### [What you should do]
Go through the entries below and retype them exactly, omitting each picture.

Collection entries

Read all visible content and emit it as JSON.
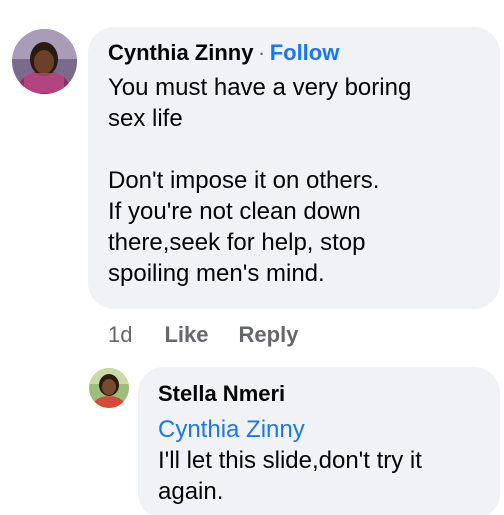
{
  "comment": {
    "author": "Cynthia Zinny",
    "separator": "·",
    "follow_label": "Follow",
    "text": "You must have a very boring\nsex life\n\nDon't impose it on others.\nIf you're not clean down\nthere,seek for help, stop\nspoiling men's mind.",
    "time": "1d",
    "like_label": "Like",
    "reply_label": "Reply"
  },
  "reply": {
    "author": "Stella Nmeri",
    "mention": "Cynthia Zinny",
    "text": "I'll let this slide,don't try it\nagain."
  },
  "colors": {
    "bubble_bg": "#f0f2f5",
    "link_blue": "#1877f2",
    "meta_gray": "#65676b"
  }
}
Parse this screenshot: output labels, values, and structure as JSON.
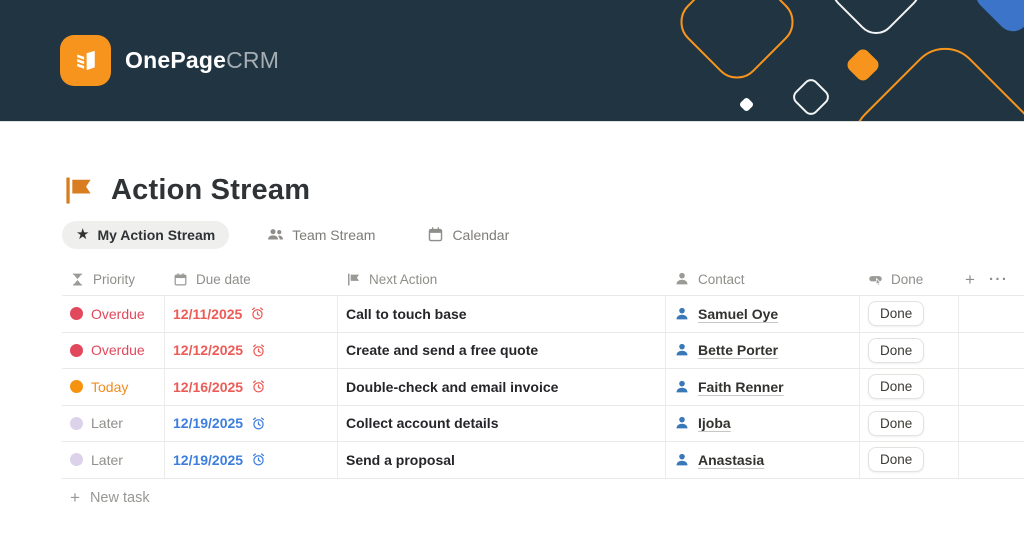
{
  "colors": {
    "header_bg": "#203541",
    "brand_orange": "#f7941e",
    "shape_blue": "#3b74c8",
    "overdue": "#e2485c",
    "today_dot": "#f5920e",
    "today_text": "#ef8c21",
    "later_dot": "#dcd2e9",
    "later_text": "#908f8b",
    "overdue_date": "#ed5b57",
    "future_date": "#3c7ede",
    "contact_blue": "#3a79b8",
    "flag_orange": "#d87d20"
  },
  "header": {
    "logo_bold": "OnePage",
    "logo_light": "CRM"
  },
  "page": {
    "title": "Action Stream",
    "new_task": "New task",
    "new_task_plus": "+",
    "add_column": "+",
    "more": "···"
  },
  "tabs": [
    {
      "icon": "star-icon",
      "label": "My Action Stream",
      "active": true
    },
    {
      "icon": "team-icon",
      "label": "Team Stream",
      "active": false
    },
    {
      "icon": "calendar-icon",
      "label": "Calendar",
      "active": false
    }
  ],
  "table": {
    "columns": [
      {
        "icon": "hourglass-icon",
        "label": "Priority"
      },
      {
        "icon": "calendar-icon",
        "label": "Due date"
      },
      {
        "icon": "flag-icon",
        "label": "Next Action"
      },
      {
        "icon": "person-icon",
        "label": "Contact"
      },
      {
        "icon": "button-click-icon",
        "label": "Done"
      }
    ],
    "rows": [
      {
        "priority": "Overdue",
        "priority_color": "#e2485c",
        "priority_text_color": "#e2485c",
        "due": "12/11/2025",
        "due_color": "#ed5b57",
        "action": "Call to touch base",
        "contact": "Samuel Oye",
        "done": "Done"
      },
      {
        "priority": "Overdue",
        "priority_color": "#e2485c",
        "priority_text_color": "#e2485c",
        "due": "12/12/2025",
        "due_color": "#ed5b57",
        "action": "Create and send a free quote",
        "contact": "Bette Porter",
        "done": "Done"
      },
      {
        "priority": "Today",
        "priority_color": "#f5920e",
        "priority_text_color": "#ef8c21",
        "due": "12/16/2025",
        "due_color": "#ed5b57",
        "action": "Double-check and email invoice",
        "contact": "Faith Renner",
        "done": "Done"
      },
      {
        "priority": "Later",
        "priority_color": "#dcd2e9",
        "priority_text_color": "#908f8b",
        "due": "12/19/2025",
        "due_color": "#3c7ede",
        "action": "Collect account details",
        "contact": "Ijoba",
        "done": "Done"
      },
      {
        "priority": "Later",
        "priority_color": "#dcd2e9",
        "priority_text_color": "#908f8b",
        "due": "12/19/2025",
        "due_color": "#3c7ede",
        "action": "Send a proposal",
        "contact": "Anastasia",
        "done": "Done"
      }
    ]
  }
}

### [Expected answer]
Read all visible content and emit it as JSON.
{
  "comment": {
    "author": "Cynthia Zinny",
    "separator": "·",
    "follow_label": "Follow",
    "text": "You must have a very boring\nsex life\n\nDon't impose it on others.\nIf you're not clean down\nthere,seek for help, stop\nspoiling men's mind.",
    "time": "1d",
    "like_label": "Like",
    "reply_label": "Reply"
  },
  "reply": {
    "author": "Stella Nmeri",
    "mention": "Cynthia Zinny",
    "text": "I'll let this slide,don't try it\nagain."
  },
  "colors": {
    "bubble_bg": "#f0f2f5",
    "link_blue": "#1877f2",
    "meta_gray": "#65676b"
  }
}
Parse this screenshot: output labels, values, and structure as JSON.
{
  "colors": {
    "header_bg": "#203541",
    "brand_orange": "#f7941e",
    "shape_blue": "#3b74c8",
    "overdue": "#e2485c",
    "today_dot": "#f5920e",
    "today_text": "#ef8c21",
    "later_dot": "#dcd2e9",
    "later_text": "#908f8b",
    "overdue_date": "#ed5b57",
    "future_date": "#3c7ede",
    "contact_blue": "#3a79b8",
    "flag_orange": "#d87d20"
  },
  "header": {
    "logo_bold": "OnePage",
    "logo_light": "CRM"
  },
  "page": {
    "title": "Action Stream",
    "new_task": "New task",
    "new_task_plus": "+",
    "add_column": "+",
    "more": "···"
  },
  "tabs": [
    {
      "icon": "star-icon",
      "label": "My Action Stream",
      "active": true
    },
    {
      "icon": "team-icon",
      "label": "Team Stream",
      "active": false
    },
    {
      "icon": "calendar-icon",
      "label": "Calendar",
      "active": false
    }
  ],
  "table": {
    "columns": [
      {
        "icon": "hourglass-icon",
        "label": "Priority"
      },
      {
        "icon": "calendar-icon",
        "label": "Due date"
      },
      {
        "icon": "flag-icon",
        "label": "Next Action"
      },
      {
        "icon": "person-icon",
        "label": "Contact"
      },
      {
        "icon": "button-click-icon",
        "label": "Done"
      }
    ],
    "rows": [
      {
        "priority": "Overdue",
        "priority_color": "#e2485c",
        "priority_text_color": "#e2485c",
        "due": "12/11/2025",
        "due_color": "#ed5b57",
        "action": "Call to touch base",
        "contact": "Samuel Oye",
        "done": "Done"
      },
      {
        "priority": "Overdue",
        "priority_color": "#e2485c",
        "priority_text_color": "#e2485c",
        "due": "12/12/2025",
        "due_color": "#ed5b57",
        "action": "Create and send a free quote",
        "contact": "Bette Porter",
        "done": "Done"
      },
      {
        "priority": "Today",
        "priority_color": "#f5920e",
        "priority_text_color": "#ef8c21",
        "due": "12/16/2025",
        "due_color": "#ed5b57",
        "action": "Double-check and email invoice",
        "contact": "Faith Renner",
        "done": "Done"
      },
      {
        "priority": "Later",
        "priority_color": "#dcd2e9",
        "priority_text_color": "#908f8b",
        "due": "12/19/2025",
        "due_color": "#3c7ede",
        "action": "Collect account details",
        "contact": "Ijoba",
        "done": "Done"
      },
      {
        "priority": "Later",
        "priority_color": "#dcd2e9",
        "priority_text_color": "#908f8b",
        "due": "12/19/2025",
        "due_color": "#3c7ede",
        "action": "Send a proposal",
        "contact": "Anastasia",
        "done": "Done"
      }
    ]
  }
}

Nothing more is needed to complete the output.